● Exercise data
::::::::::
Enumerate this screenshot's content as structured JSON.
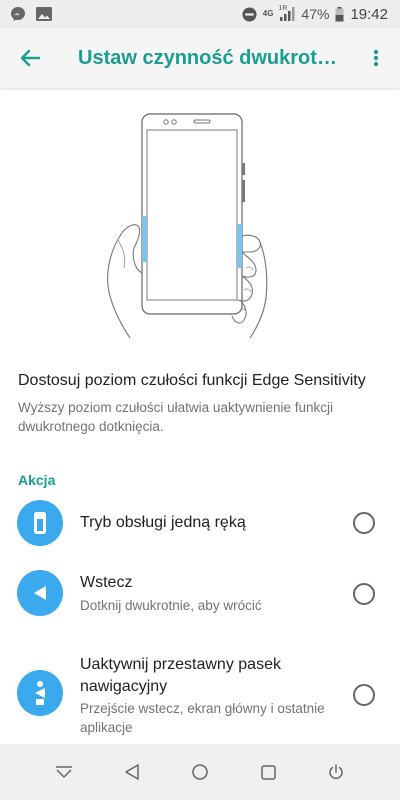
{
  "status_bar": {
    "left_icons": [
      "messenger-icon",
      "image-icon"
    ],
    "right_icons": [
      "do-not-disturb-icon",
      "4g-icon",
      "signal-icon",
      "battery-icon"
    ],
    "network": "4G",
    "sim": "1R",
    "battery": "47%",
    "time": "19:42"
  },
  "app_bar": {
    "title": "Ustaw czynność dwukrotnego dotknięcia"
  },
  "preference": {
    "title": "Dostosuj poziom czułości funkcji Edge Sensitivity",
    "summary": "Wyższy poziom czułości ułatwia uaktywnienie funkcji dwukrotnego dotknięcia."
  },
  "section": {
    "header": "Akcja"
  },
  "options": [
    {
      "title": "Tryb obsługi jedną ręką",
      "subtitle": "",
      "icon": "one-hand-mode-icon",
      "selected": false
    },
    {
      "title": "Wstecz",
      "subtitle": "Dotknij dwukrotnie, aby wrócić",
      "icon": "back-triangle-icon",
      "selected": false
    },
    {
      "title": "Uaktywnij przestawny pasek nawigacyjny",
      "subtitle": "Przejście wstecz, ekran główny i ostatnie aplikacje",
      "icon": "floating-nav-icon",
      "selected": false
    }
  ],
  "nav_bar": {
    "buttons": [
      "hide-nav-icon",
      "back-icon",
      "home-icon",
      "recents-icon",
      "power-icon"
    ]
  },
  "colors": {
    "accent": "#1a9e8f",
    "option_icon_bg": "#3aa9ee",
    "edge_highlight": "#7fc3ec"
  }
}
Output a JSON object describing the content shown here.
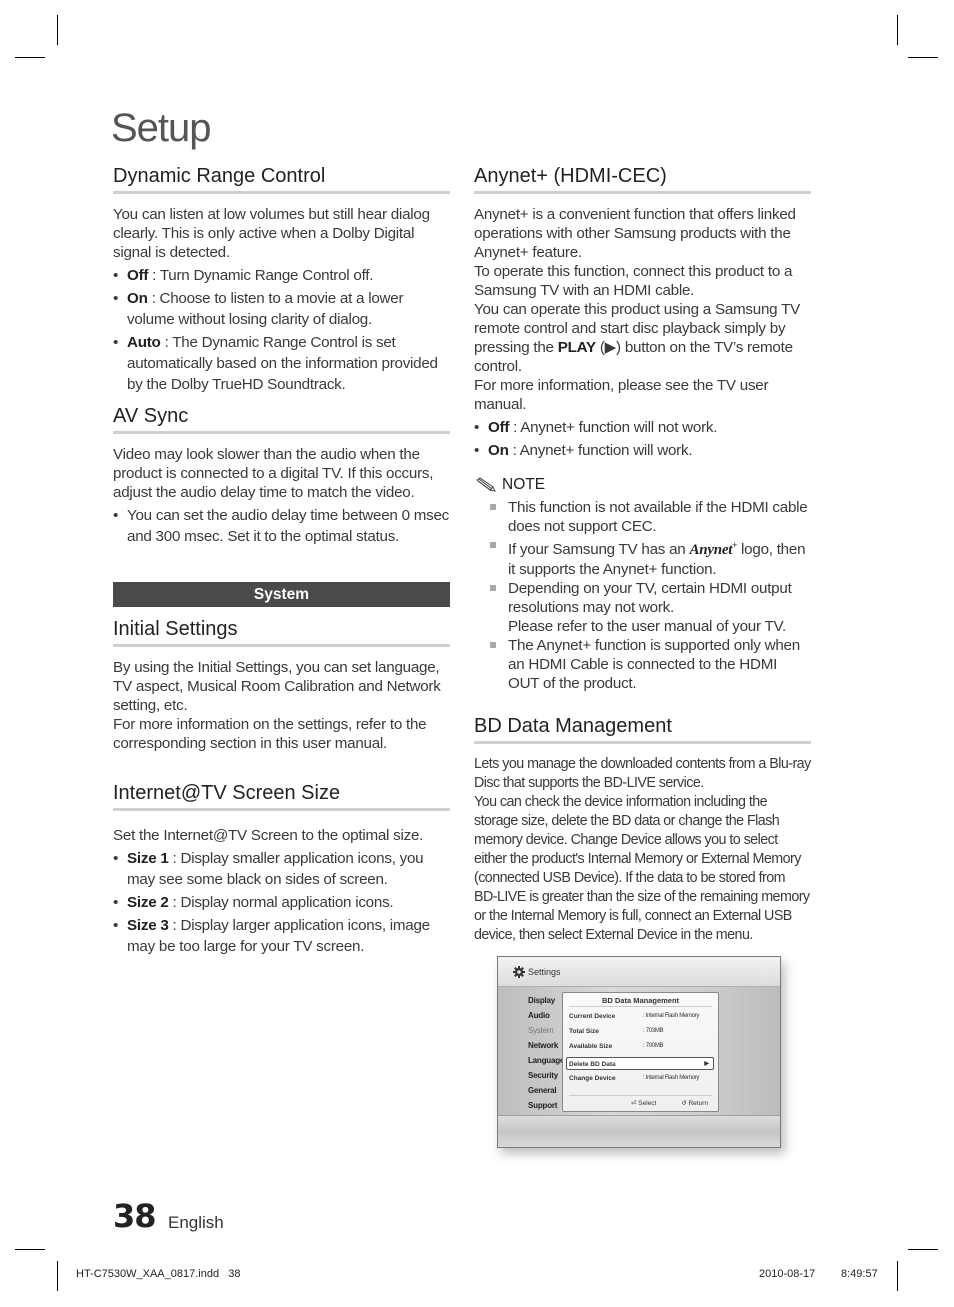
{
  "page": {
    "title": "Setup",
    "number": "38",
    "language": "English",
    "slug": {
      "file": "HT-C7530W_XAA_0817.indd   38",
      "date": "2010-08-17",
      "time": "8:49:57"
    }
  },
  "left": {
    "drc": {
      "heading": "Dynamic Range Control",
      "intro": "You can listen at low volumes but still hear dialog clearly. This is only active when a Dolby Digital signal is detected.",
      "bullets": [
        {
          "term": "Off",
          "text": " : Turn Dynamic Range Control off."
        },
        {
          "term": "On",
          "text": " : Choose to listen to a movie at a lower volume without losing clarity of dialog."
        },
        {
          "term": "Auto",
          "text": " : The Dynamic Range Control is set automatically based on the information provided by the Dolby TrueHD Soundtrack."
        }
      ]
    },
    "avsync": {
      "heading": "AV Sync",
      "intro": "Video may look slower than the audio when the product is connected to a digital TV. If this occurs, adjust the audio delay time to match the video.",
      "bullets": [
        {
          "text": "You can set the audio delay time between 0 msec and 300 msec. Set it to the optimal status."
        }
      ]
    },
    "system_bar": "System",
    "initial": {
      "heading": "Initial Settings",
      "intro": "By using the Initial Settings, you can set language, TV aspect, Musical Room Calibration and Network setting, etc.",
      "intro2": "For more information on the settings, refer to the corresponding section in this user manual."
    },
    "screensize": {
      "heading": "Internet@TV Screen Size",
      "intro": "Set the Internet@TV Screen to the optimal size.",
      "bullets": [
        {
          "term": "Size 1",
          "text": " : Display smaller application icons, you may see some black on sides of screen."
        },
        {
          "term": "Size 2",
          "text": " : Display normal application icons."
        },
        {
          "term": "Size 3",
          "text": " : Display larger application icons, image may be too large for your TV screen."
        }
      ]
    }
  },
  "right": {
    "anynet": {
      "heading": "Anynet+ (HDMI-CEC)",
      "p1": "Anynet+ is a convenient function that offers linked operations with other Samsung products with the Anynet+ feature.",
      "p2": "To operate this function, connect this product to a Samsung TV with an HDMI cable.",
      "p3_before": "You can operate this product using a Samsung TV remote control and start disc playback simply by pressing the ",
      "p3_bold": "PLAY",
      "p3_after": " (▶) button on the TV’s remote control.",
      "p4": "For more information, please see the TV user manual.",
      "bullets": [
        {
          "term": "Off",
          "text": " : Anynet+ function will not work."
        },
        {
          "term": "On",
          "text": " : Anynet+ function will work."
        }
      ],
      "note_label": "NOTE",
      "notes": [
        "This function is not available if the HDMI cable does not support CEC.",
        "logo, then it supports the Anynet+ function.",
        "Depending on your TV, certain HDMI output resolutions may not work.",
        "The Anynet+ function is supported only when an HDMI Cable is connected to the HDMI OUT of the product."
      ],
      "note2_before": "If your Samsung TV has an ",
      "note2_logo": "Anynet",
      "note3_extra": "Please refer to the user manual of your TV."
    },
    "bd": {
      "heading": "BD Data Management",
      "p1": "Lets you manage the downloaded contents from a Blu-ray Disc that supports the BD-LIVE service.",
      "p2": "You can check the device information including the storage size, delete the BD data or change the Flash memory device. Change Device allows you to select either the product's Internal Memory or External Memory (connected USB Device). If the data to be stored from BD-LIVE is greater than the size of the remaining memory or the Internal Memory is full, connect an External USB device, then select External Device in the menu."
    }
  },
  "tv_screen": {
    "title": "Settings",
    "menu": [
      "Display",
      "Audio",
      "System",
      "Network",
      "Language",
      "Security",
      "General",
      "Support"
    ],
    "active_menu": "System",
    "dialog": {
      "title": "BD Data Management",
      "rows": [
        {
          "label": "Current Device",
          "value": ": Internal Flash Memory"
        },
        {
          "label": "Total Size",
          "value": ": 703MB"
        },
        {
          "label": "Available Size",
          "value": ": 700MB"
        },
        {
          "label": "Delete BD Data",
          "value": ""
        },
        {
          "label": "Change Device",
          "value": ": Internal Flash Memory"
        }
      ],
      "selected_row": "Delete BD Data",
      "select_label": "Select",
      "return_label": "Return"
    }
  },
  "colors": {
    "system_bar": "#4a4a4a",
    "rule": "#d0d0d0",
    "note_square": "#a8a8a8"
  }
}
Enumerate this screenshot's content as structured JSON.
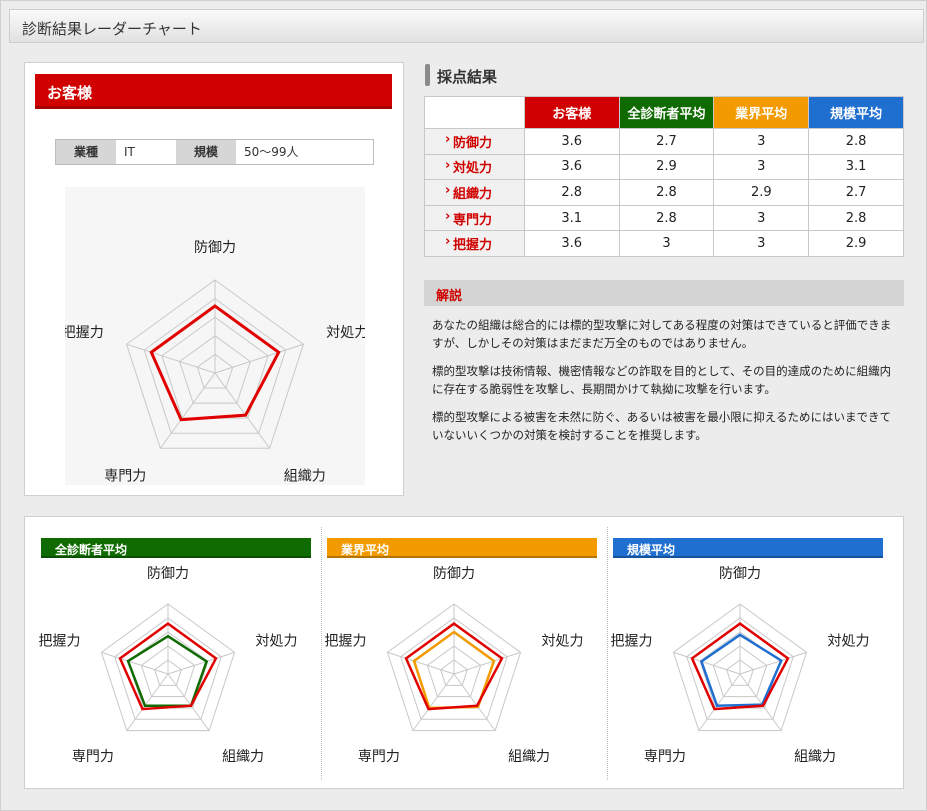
{
  "page": {
    "title": "診断結果レーダーチャート"
  },
  "customer": {
    "header": "お客様",
    "industry_label": "業種",
    "industry_value": "IT",
    "scale_label": "規模",
    "scale_value": "50〜99人"
  },
  "score": {
    "heading": "採点結果",
    "columns": [
      "お客様",
      "全診断者平均",
      "業界平均",
      "規模平均"
    ],
    "column_colors": [
      "#d10000",
      "#0f6b00",
      "#f29a00",
      "#1f6fd1"
    ],
    "rows": [
      {
        "label": "防御力",
        "values": [
          "3.6",
          "2.7",
          "3",
          "2.8"
        ]
      },
      {
        "label": "対処力",
        "values": [
          "3.6",
          "2.9",
          "3",
          "3.1"
        ]
      },
      {
        "label": "組織力",
        "values": [
          "2.8",
          "2.8",
          "2.9",
          "2.7"
        ]
      },
      {
        "label": "専門力",
        "values": [
          "3.1",
          "2.8",
          "3",
          "2.8"
        ]
      },
      {
        "label": "把握力",
        "values": [
          "3.6",
          "3",
          "3",
          "2.9"
        ]
      }
    ]
  },
  "explanation": {
    "heading": "解説",
    "paragraphs": [
      "あなたの組織は総合的には標的型攻撃に対してある程度の対策はできていると評価できますが、しかしその対策はまだまだ万全のものではありません。",
      "標的型攻撃は技術情報、機密情報などの詐取を目的として、その目的達成のために組織内に存在する脆弱性を攻撃し、長期間かけて執拗に攻撃を行います。",
      "標的型攻撃による被害を未然に防ぐ、あるいは被害を最小限に抑えるためにはいまできていないいくつかの対策を検討することを推奨します。"
    ]
  },
  "comparisons": [
    {
      "title": "全診断者平均",
      "color": "#0f6b00"
    },
    {
      "title": "業界平均",
      "color": "#f29a00"
    },
    {
      "title": "規模平均",
      "color": "#1f6fd1"
    }
  ],
  "chart_data": [
    {
      "type": "radar",
      "title": "お客様",
      "axes": [
        "防御力",
        "対処力",
        "組織力",
        "専門力",
        "把握力"
      ],
      "range": [
        0,
        5
      ],
      "series": [
        {
          "name": "お客様",
          "color": "#e10000",
          "values": [
            3.6,
            3.6,
            2.8,
            3.1,
            3.6
          ]
        }
      ]
    },
    {
      "type": "radar",
      "title": "全診断者平均",
      "axes": [
        "防御力",
        "対処力",
        "組織力",
        "専門力",
        "把握力"
      ],
      "range": [
        0,
        5
      ],
      "series": [
        {
          "name": "お客様",
          "color": "#e10000",
          "values": [
            3.6,
            3.6,
            2.8,
            3.1,
            3.6
          ]
        },
        {
          "name": "全診断者平均",
          "color": "#0f6b00",
          "values": [
            2.7,
            2.9,
            2.8,
            2.8,
            3
          ]
        }
      ]
    },
    {
      "type": "radar",
      "title": "業界平均",
      "axes": [
        "防御力",
        "対処力",
        "組織力",
        "専門力",
        "把握力"
      ],
      "range": [
        0,
        5
      ],
      "series": [
        {
          "name": "お客様",
          "color": "#e10000",
          "values": [
            3.6,
            3.6,
            2.8,
            3.1,
            3.6
          ]
        },
        {
          "name": "業界平均",
          "color": "#f29a00",
          "values": [
            3,
            3,
            2.9,
            3,
            3
          ]
        }
      ]
    },
    {
      "type": "radar",
      "title": "規模平均",
      "axes": [
        "防御力",
        "対処力",
        "組織力",
        "専門力",
        "把握力"
      ],
      "range": [
        0,
        5
      ],
      "series": [
        {
          "name": "お客様",
          "color": "#e10000",
          "values": [
            3.6,
            3.6,
            2.8,
            3.1,
            3.6
          ]
        },
        {
          "name": "規模平均",
          "color": "#1f6fd1",
          "values": [
            2.8,
            3.1,
            2.7,
            2.8,
            2.9
          ]
        }
      ]
    }
  ]
}
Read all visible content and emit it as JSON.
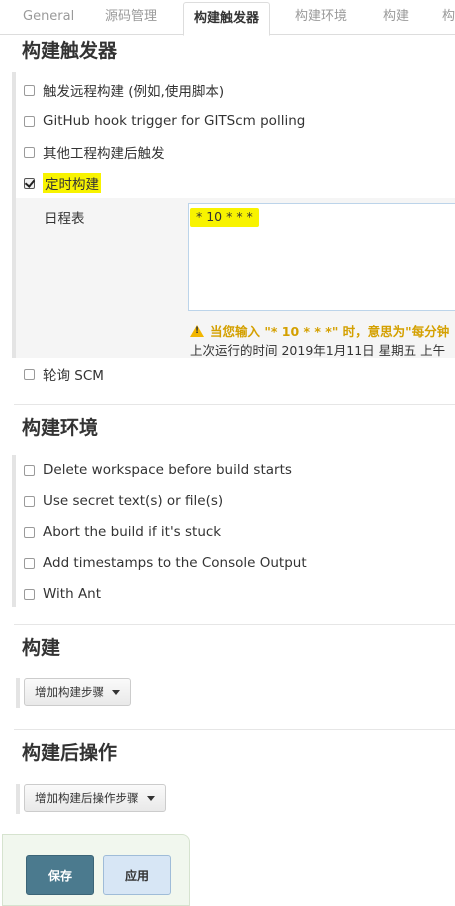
{
  "tabs": [
    {
      "label": "General"
    },
    {
      "label": "源码管理"
    },
    {
      "label": "构建触发器"
    },
    {
      "label": "构建环境"
    },
    {
      "label": "构建"
    },
    {
      "label": "构"
    }
  ],
  "triggers": {
    "title": "构建触发器",
    "options": [
      {
        "label": "触发远程构建 (例如,使用脚本)",
        "checked": false
      },
      {
        "label": "GitHub hook trigger for GITScm polling",
        "checked": false
      },
      {
        "label": "其他工程构建后触发",
        "checked": false
      },
      {
        "label": "定时构建",
        "checked": true
      },
      {
        "label": "轮询 SCM",
        "checked": false
      }
    ],
    "schedule": {
      "label": "日程表",
      "value": "* 10 * * *",
      "warning": "当您输入 \"* 10 * * *\" 时，意思为\"每分钟",
      "last_run": "上次运行的时间 2019年1月11日 星期五 上午"
    }
  },
  "build_env": {
    "title": "构建环境",
    "options": [
      {
        "label": "Delete workspace before build starts",
        "checked": false
      },
      {
        "label": "Use secret text(s) or file(s)",
        "checked": false
      },
      {
        "label": "Abort the build if it's stuck",
        "checked": false
      },
      {
        "label": "Add timestamps to the Console Output",
        "checked": false
      },
      {
        "label": "With Ant",
        "checked": false
      }
    ]
  },
  "build": {
    "title": "构建",
    "add_step": "增加构建步骤"
  },
  "post_build": {
    "title": "构建后操作",
    "add_step": "增加构建后操作步骤"
  },
  "actions": {
    "save": "保存",
    "apply": "应用"
  },
  "colors": {
    "highlight": "#f8f300",
    "save_button": "#4b7a8e",
    "apply_button": "#d7e6f5",
    "warning_text": "#d4a000"
  }
}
::::::::::
● Exercise brief
Where a line holds the string "HDMI", copy that line.

● Exercise response
      "heading": "Anynet+ (HDMI-CEC)",
      "p2": "To operate this function, connect this product to a Samsung TV with an HDMI cable.",
        "This function is not available if the HDMI cable does not support CEC.",
        "Depending on your TV, certain HDMI output resolutions may not work.",
        "The Anynet+ function is supported only when an HDMI Cable is connected to the HDMI OUT of the product."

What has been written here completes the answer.